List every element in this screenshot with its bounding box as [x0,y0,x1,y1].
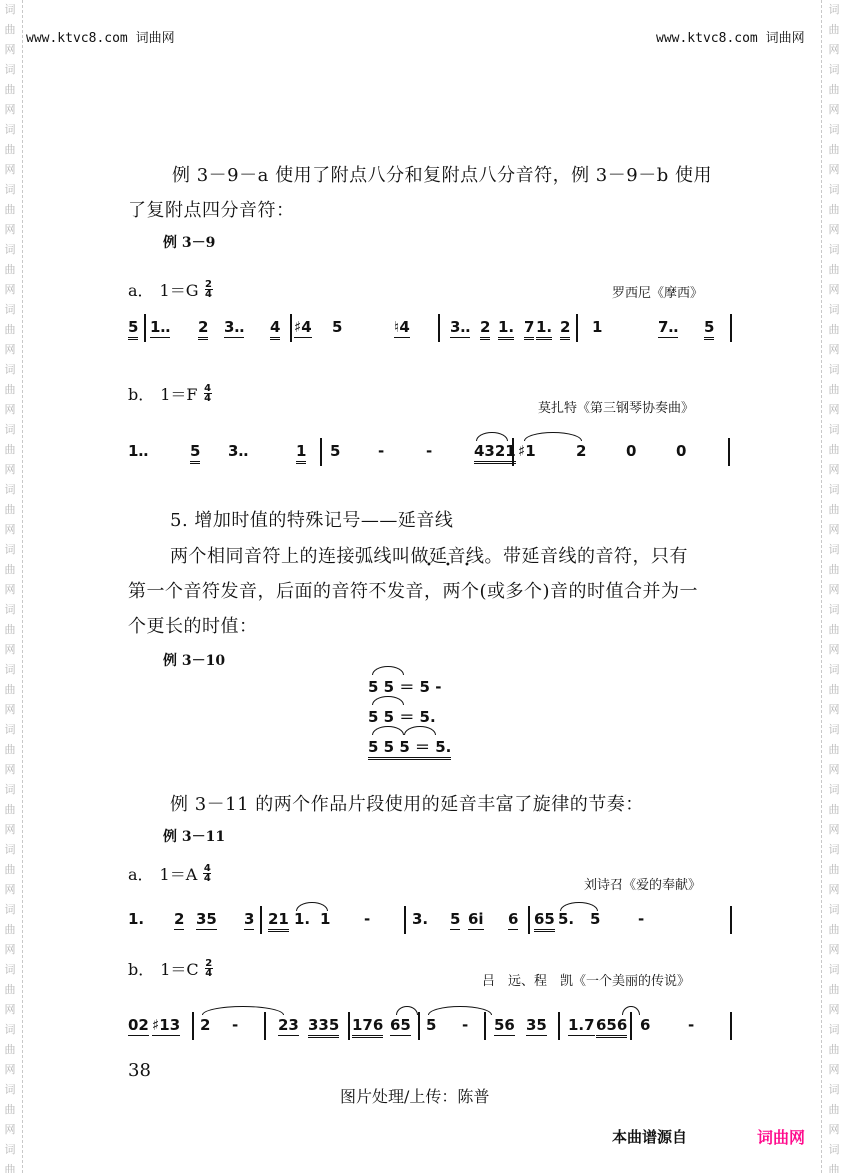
watermark-chars: 词曲网 [824,900,844,960]
note: 3 [244,910,254,930]
intro-paragraph-line2: 了复附点四分音符： [128,196,295,222]
watermark-chars: 词曲网 [824,120,844,180]
note: - [426,442,432,460]
note: 5 [330,442,340,460]
watermark-chars: 词曲网 [0,1080,20,1140]
page-number: 38 [128,1060,151,1081]
note: 3‥ [228,442,248,460]
note: 35 [196,910,217,930]
note: 65 [534,910,555,932]
watermark-chars: 词曲网 [0,780,20,840]
barline [320,438,322,466]
ex311a-prefix: a． [128,862,154,885]
tie-arc [476,432,508,441]
watermark-chars: 词曲网 [824,360,844,420]
barline [484,1012,486,1040]
note: 3. [412,910,428,928]
barline [528,906,530,934]
ex311b-composer: 吕 远、程 凯《一个美丽的传说》 [482,970,690,989]
right-watermark-strip: 词曲网 词曲网 词曲网 词曲网 词曲网 词曲网 词曲网 词曲网 词曲网 词曲网 … [824,0,844,1173]
example-3-11-intro: 例 3－11 的两个作品片段使用的延音丰富了旋律的节奏： [170,790,644,816]
note: 5 [190,442,200,464]
barline [630,1012,632,1040]
watermark-chars: 词曲网 [0,1020,20,1080]
barline [512,438,514,466]
note: 3‥ [224,318,244,338]
ex39a-time-signature: 24 [205,280,213,299]
ex39a-score-line: 5 1‥ 2 3‥ 4 ♯4 5 ♮4 3‥ 2 1. 7 1. 2 1 7‥ … [128,314,732,348]
barline [290,314,292,342]
watermark-chars: 词曲网 [824,660,844,720]
watermark-chars: 词曲网 [824,840,844,900]
note: ♮4 [394,318,410,338]
note: - [364,910,370,928]
note: - [688,1016,694,1034]
watermark-chars: 词曲 [0,1140,20,1173]
ex310-row-3: 5 5 5 ＝ 5. [368,736,451,760]
watermark-chars: 词曲网 [824,480,844,540]
watermark-chars: 词曲网 [824,180,844,240]
note: 56 [494,1016,515,1036]
watermark-chars: 词曲网 [0,300,20,360]
note: 2 [174,910,184,930]
note: 5 [450,910,460,930]
watermark-chars: 词曲网 [824,540,844,600]
barline [728,438,730,466]
watermark-chars: 词曲 [824,1140,844,1173]
ex311b-key: 1＝C [160,957,198,980]
tie-arc [404,726,436,735]
note: 1 [592,318,602,336]
ex39a-prefix: a． [128,278,154,301]
ex311a-key: 1＝A [160,862,198,885]
barline [418,1012,420,1040]
barline [264,1012,266,1040]
note: 2 [198,318,208,340]
emphasis-dot: • [464,560,470,571]
ex39a-key: 1＝G [160,278,199,301]
watermark-chars: 词曲网 [824,780,844,840]
watermark-chars: 词曲网 [824,960,844,1020]
note: - [462,1016,468,1034]
barline [192,1012,194,1040]
watermark-chars: 词曲网 [824,420,844,480]
watermark-chars: 词曲网 [0,240,20,300]
ex311b-score-line: 02 ♯13 2 - 23 335 176 65 5 - 56 35 1.7 6… [128,1012,732,1046]
note: 2 [560,318,570,340]
note: 2 [576,442,586,460]
barline [558,1012,560,1040]
tie-arc [372,666,404,675]
ex311a-key-signature: a． 1＝A 44 [128,862,211,885]
note: 7‥ [658,318,678,338]
ex311a-composer: 刘诗召《爱的奉献》 [584,874,701,893]
note: 65 [390,1016,411,1036]
note: 6 [508,910,518,930]
note: - [638,910,644,928]
note: 0 [676,442,686,460]
ex310-row-1: 5 5 ＝ 5 - [368,676,441,697]
note: 35 [526,1016,547,1036]
note: 5 [128,318,138,340]
example-3-10-label: 例 3－10 [163,650,225,670]
header-watermark-right: www.ktvc8.com 词曲网 [656,27,805,46]
note: 4 [270,318,280,340]
note: 5 [704,318,714,340]
note: - [232,1016,238,1034]
note: 5 [426,1016,436,1034]
ex39b-prefix: b． [128,382,154,405]
left-dashed-border [22,0,23,1173]
example-3-9-label: 例 3－9 [163,232,215,252]
note: 7 [524,318,534,340]
right-dashed-border [821,0,822,1173]
watermark-chars: 词曲网 [0,180,20,240]
note: ♯1 [518,442,536,460]
source-label: 本曲谱源自 [612,1126,687,1147]
note: 0 [626,442,636,460]
watermark-chars: 词曲网 [824,60,844,120]
ex39b-key: 1＝F [160,382,197,405]
barline [348,1012,350,1040]
watermark-chars: 词曲网 [0,960,20,1020]
watermark-chars: 词曲网 [0,420,20,480]
site-logo[interactable]: 词曲网 [757,1125,805,1148]
watermark-chars: 词曲网 [0,660,20,720]
upload-credit: 图片处理/上传：陈普 [340,1084,489,1107]
note: 21 [268,910,289,932]
note: 1. [294,910,310,928]
ex39a-composer: 罗西尼《摩西》 [612,282,703,301]
watermark-chars: 词曲网 [824,300,844,360]
header-watermark-left: www.ktvc8.com 词曲网 [26,27,175,46]
barline [438,314,440,342]
note: 1 [320,910,330,928]
watermark-chars: 词曲网 [0,600,20,660]
barline [260,906,262,934]
note: 5 [332,318,342,336]
section-5-paragraph-line3: 个更长的时值： [128,612,258,638]
intro-paragraph-line1: 例 3－9－a 使用了附点八分和复附点八分音符，例 3－9－b 使用 [172,161,712,187]
note: 1 [296,442,306,464]
note: - [378,442,384,460]
tie-arc [202,1006,284,1015]
watermark-chars: 词曲网 [824,1080,844,1140]
tie-arc [372,696,404,705]
barline [404,906,406,934]
note: 5. [558,910,574,928]
tie-arc [372,726,404,735]
ex311b-key-signature: b． 1＝C 24 [128,957,213,980]
ex311a-time-signature: 44 [203,864,211,883]
note: 1‥ [128,442,148,460]
note: 6i [468,910,484,930]
note: 3‥ [450,318,470,338]
watermark-chars: 词曲网 [0,540,20,600]
emphasis-dot: • [426,560,432,571]
ex311b-prefix: b． [128,957,154,980]
watermark-chars: 词曲网 [0,120,20,180]
barline [730,314,732,342]
left-watermark-strip: 词曲网 词曲网 词曲网 词曲网 词曲网 词曲网 词曲网 词曲网 词曲网 词曲网 … [0,0,20,1173]
note: 1‥ [150,318,170,338]
section-5-heading: 5. 增加时值的特殊记号——延音线 [170,506,453,532]
ex39b-composer: 莫扎特《第三钢琴协奏曲》 [538,397,694,416]
watermark-chars: 词曲网 [824,600,844,660]
watermark-chars: 词曲网 [0,480,20,540]
watermark-chars: 词曲网 [824,720,844,780]
barline [730,1012,732,1040]
note: 1.7 [568,1016,595,1036]
ex311b-time-signature: 24 [205,959,213,978]
note: 656 [596,1016,627,1038]
barline [144,314,146,342]
watermark-chars: 词曲网 [0,0,20,60]
note: 1. [128,910,144,928]
watermark-chars: 词曲网 [0,360,20,420]
watermark-chars: 词曲网 [824,1020,844,1080]
note: 2 [200,1016,210,1034]
note: 2 [480,318,490,340]
ex39a-key-signature: a． 1＝G 24 [128,278,213,301]
note: 23 [278,1016,299,1036]
example-3-11-label: 例 3－11 [163,826,225,846]
note: 1. [536,318,552,340]
tie-arc [524,432,582,441]
ex39b-time-signature: 44 [204,384,212,403]
watermark-chars: 词曲网 [824,240,844,300]
barline [730,906,732,934]
watermark-chars: 词曲网 [824,0,844,60]
watermark-chars: 词曲网 [0,60,20,120]
section-5-paragraph-line2: 第一个音符发音，后面的音符不发音，两个(或多个)音的时值合并为一 [128,577,698,603]
note: 1. [498,318,514,340]
ex310-row-2: 5 5 ＝ 5. [368,706,436,727]
emphasis-dot: • [445,560,451,571]
watermark-chars: 词曲网 [0,900,20,960]
note: 5 [590,910,600,928]
ex39b-key-signature: b． 1＝F 44 [128,382,212,405]
note: ♯4 [294,318,312,338]
ex39b-score-line: 1‥ 5 3‥ 1 5 - - 4321 ♯1 2 0 0 [128,438,732,472]
note: 6 [640,1016,650,1034]
ex311a-score-line: 1. 2 35 3 21 1. 1 - 3. 5 6i 6 65 5. 5 - [128,906,732,940]
tie-arc [396,1006,418,1015]
barline [576,314,578,342]
watermark-chars: 词曲网 [0,720,20,780]
note: ♯13 [152,1016,180,1036]
note: 4321 [474,442,516,464]
note: 02 [128,1016,149,1036]
tie-arc [428,1006,492,1015]
watermark-chars: 词曲网 [0,840,20,900]
note: 335 [308,1016,339,1038]
note: 176 [352,1016,383,1038]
————
- JOB -
Which lines make up the part that opens with the line containing "watermark-chars: 词曲网 [824,900,844,960]" and closes with the line containing "watermark-chars: 词曲 [0,1140,20,1173]"? Extract that part from the items, both end lines included, and give it back unchanged.

- WRITTEN RESPONSE -
watermark-chars: 词曲网 [824,900,844,960]
note: 3 [244,910,254,930]
intro-paragraph-line2: 了复附点四分音符： [128,196,295,222]
watermark-chars: 词曲网 [824,120,844,180]
note: - [426,442,432,460]
note: 5 [330,442,340,460]
watermark-chars: 词曲网 [0,1080,20,1140]
page-number: 38 [128,1060,151,1081]
note: 3‥ [228,442,248,460]
note: 35 [196,910,217,930]
note: 65 [534,910,555,932]
watermark-chars: 词曲网 [0,780,20,840]
barline [320,438,322,466]
ex311a-prefix: a． [128,862,154,885]
tie-arc [476,432,508,441]
watermark-chars: 词曲网 [824,360,844,420]
barline [484,1012,486,1040]
note: 3. [412,910,428,928]
barline [528,906,530,934]
ex311b-composer: 吕 远、程 凯《一个美丽的传说》 [482,970,690,989]
right-watermark-strip: 词曲网 词曲网 词曲网 词曲网 词曲网 词曲网 词曲网 词曲网 词曲网 词曲网 … [824,0,844,1173]
example-3-11-intro: 例 3－11 的两个作品片段使用的延音丰富了旋律的节奏： [170,790,644,816]
note: 5 [190,442,200,464]
barline [630,1012,632,1040]
watermark-chars: 词曲网 [0,1020,20,1080]
barline [512,438,514,466]
note: 3‥ [224,318,244,338]
ex39a-time-signature: 24 [205,280,213,299]
ex39a-score-line: 5 1‥ 2 3‥ 4 ♯4 5 ♮4 3‥ 2 1. 7 1. 2 1 7‥ … [128,314,732,348]
barline [290,314,292,342]
watermark-chars: 词曲网 [824,660,844,720]
watermark-chars: 词曲网 [824,840,844,900]
note: ♮4 [394,318,410,338]
note: - [364,910,370,928]
note: - [688,1016,694,1034]
watermark-chars: 词曲 [0,1140,20,1173]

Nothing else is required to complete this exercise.